### Stated task
For each line below that contains the string "DESKTOP", copy that line.

### Data for the task
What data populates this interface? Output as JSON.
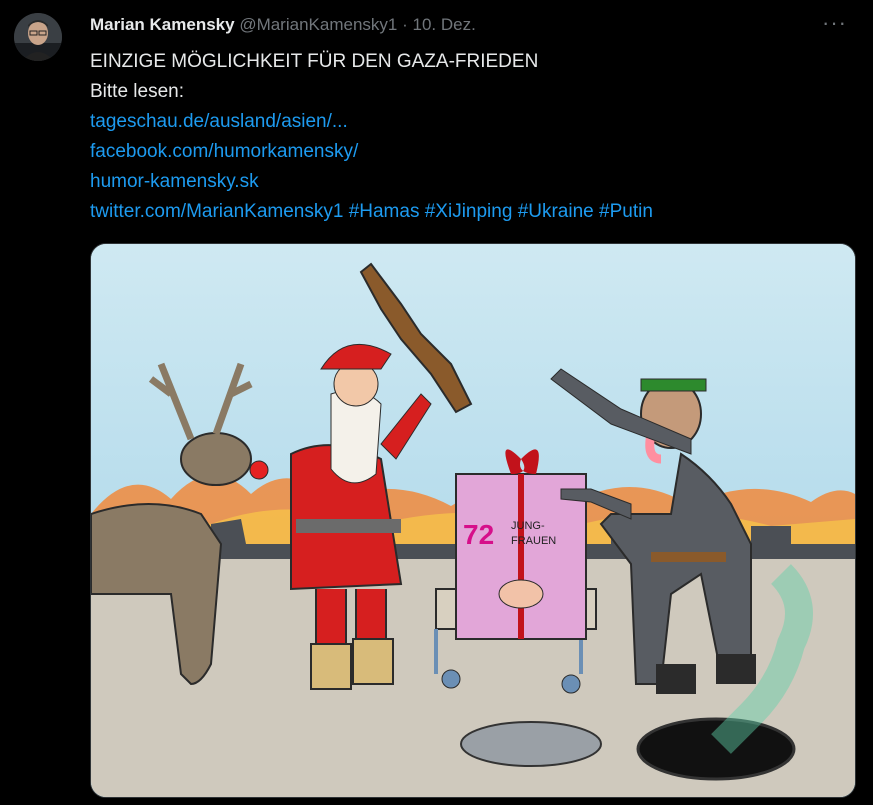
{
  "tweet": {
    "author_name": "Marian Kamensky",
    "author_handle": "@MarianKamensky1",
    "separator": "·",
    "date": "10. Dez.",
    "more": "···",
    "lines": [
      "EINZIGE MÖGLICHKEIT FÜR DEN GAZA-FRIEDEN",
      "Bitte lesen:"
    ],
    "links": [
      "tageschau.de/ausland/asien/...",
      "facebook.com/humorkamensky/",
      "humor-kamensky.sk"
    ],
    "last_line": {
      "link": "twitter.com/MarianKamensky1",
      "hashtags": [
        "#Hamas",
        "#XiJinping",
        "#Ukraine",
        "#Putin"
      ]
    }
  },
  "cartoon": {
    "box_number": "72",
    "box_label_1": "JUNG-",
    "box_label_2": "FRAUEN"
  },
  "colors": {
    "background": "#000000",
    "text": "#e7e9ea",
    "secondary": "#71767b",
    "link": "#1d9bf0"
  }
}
--
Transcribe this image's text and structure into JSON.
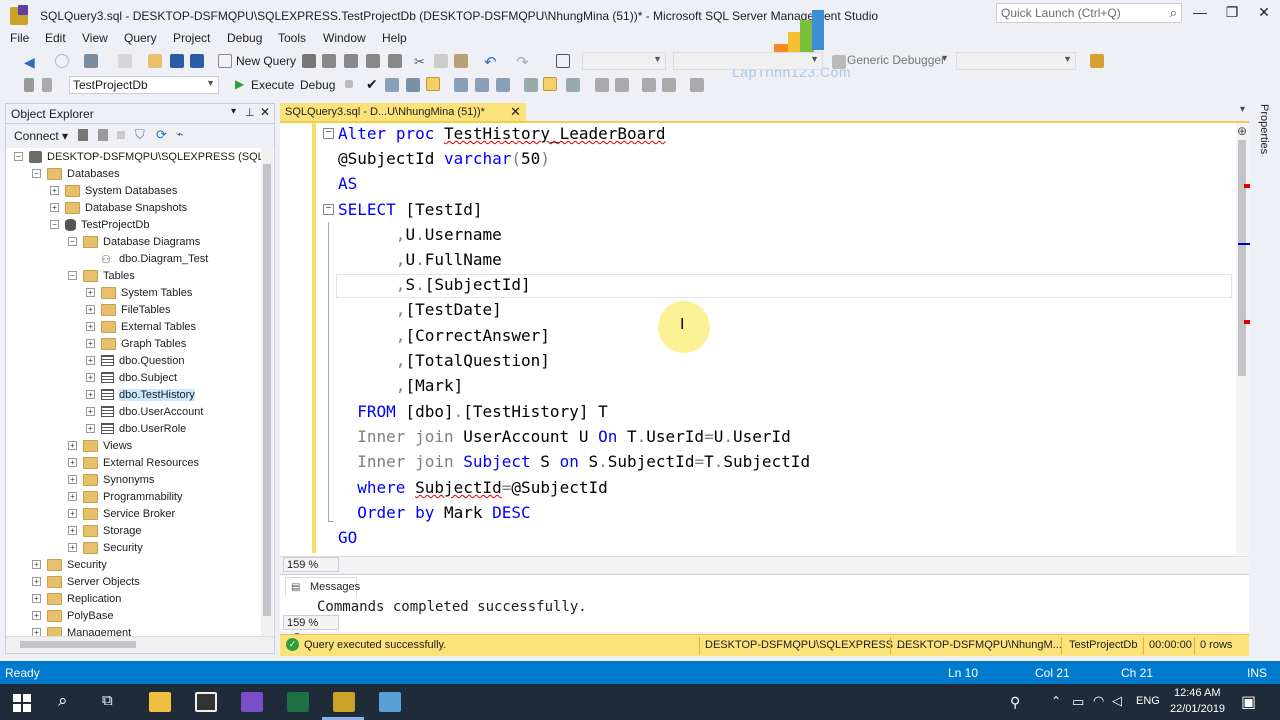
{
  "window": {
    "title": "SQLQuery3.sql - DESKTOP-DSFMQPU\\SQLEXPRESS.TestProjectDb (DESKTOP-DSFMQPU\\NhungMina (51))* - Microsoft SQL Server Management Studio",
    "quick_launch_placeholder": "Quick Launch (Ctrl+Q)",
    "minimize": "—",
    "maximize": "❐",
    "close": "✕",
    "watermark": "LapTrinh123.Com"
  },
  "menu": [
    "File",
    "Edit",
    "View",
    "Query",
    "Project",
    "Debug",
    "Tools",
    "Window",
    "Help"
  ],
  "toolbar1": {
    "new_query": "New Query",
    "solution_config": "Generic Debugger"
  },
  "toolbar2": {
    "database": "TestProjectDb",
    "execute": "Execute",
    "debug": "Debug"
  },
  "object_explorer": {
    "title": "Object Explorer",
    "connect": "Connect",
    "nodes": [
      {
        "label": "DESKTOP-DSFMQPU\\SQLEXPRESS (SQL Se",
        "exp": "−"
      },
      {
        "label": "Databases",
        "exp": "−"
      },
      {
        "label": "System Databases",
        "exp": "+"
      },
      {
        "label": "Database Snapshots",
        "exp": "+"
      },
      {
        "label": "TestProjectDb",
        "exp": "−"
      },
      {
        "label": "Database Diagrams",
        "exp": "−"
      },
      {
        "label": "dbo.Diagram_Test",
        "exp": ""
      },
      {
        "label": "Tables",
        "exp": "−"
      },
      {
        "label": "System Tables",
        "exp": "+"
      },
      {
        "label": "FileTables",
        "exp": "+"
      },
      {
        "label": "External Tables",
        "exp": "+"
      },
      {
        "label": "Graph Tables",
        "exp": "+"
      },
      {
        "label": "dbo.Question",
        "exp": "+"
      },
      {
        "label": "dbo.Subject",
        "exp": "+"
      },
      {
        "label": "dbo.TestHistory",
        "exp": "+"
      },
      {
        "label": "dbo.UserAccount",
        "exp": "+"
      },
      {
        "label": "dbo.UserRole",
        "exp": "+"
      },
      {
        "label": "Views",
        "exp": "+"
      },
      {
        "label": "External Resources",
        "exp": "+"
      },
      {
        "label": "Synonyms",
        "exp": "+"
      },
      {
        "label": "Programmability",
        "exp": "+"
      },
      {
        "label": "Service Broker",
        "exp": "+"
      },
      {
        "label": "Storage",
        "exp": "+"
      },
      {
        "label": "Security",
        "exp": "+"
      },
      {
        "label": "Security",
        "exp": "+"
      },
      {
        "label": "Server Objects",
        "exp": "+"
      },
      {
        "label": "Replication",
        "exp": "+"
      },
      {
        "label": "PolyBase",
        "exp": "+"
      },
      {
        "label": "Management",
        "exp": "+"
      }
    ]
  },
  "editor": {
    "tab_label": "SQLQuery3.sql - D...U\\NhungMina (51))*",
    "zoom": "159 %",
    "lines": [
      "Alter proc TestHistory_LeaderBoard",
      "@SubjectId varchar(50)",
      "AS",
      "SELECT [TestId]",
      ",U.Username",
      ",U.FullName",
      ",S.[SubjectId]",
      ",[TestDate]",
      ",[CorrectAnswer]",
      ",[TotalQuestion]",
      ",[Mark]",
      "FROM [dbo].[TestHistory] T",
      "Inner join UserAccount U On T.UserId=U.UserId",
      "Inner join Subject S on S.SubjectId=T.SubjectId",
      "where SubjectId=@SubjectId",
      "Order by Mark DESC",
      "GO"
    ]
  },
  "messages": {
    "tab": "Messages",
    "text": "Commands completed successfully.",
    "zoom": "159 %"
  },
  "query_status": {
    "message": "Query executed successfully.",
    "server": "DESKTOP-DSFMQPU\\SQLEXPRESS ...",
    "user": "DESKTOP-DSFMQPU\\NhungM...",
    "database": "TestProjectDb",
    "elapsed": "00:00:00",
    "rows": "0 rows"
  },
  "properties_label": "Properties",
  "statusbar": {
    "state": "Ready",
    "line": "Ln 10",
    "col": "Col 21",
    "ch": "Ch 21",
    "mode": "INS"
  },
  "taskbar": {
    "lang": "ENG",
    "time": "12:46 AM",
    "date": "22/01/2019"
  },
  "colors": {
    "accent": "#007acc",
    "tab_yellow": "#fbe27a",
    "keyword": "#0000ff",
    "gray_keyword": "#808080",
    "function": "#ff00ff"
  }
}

### Output
    "title": "SQLQuery3.sql - DESKTOP-DSFMQPU\\SQLEXPRESS.TestProjectDb (DESKTOP-DSFMQPU\\NhungMina (51))* - Microsoft SQL Server Management Studio",
        "label": "DESKTOP-DSFMQPU\\SQLEXPRESS (SQL Se",
    "server": "DESKTOP-DSFMQPU\\SQLEXPRESS ...",
    "user": "DESKTOP-DSFMQPU\\NhungM...",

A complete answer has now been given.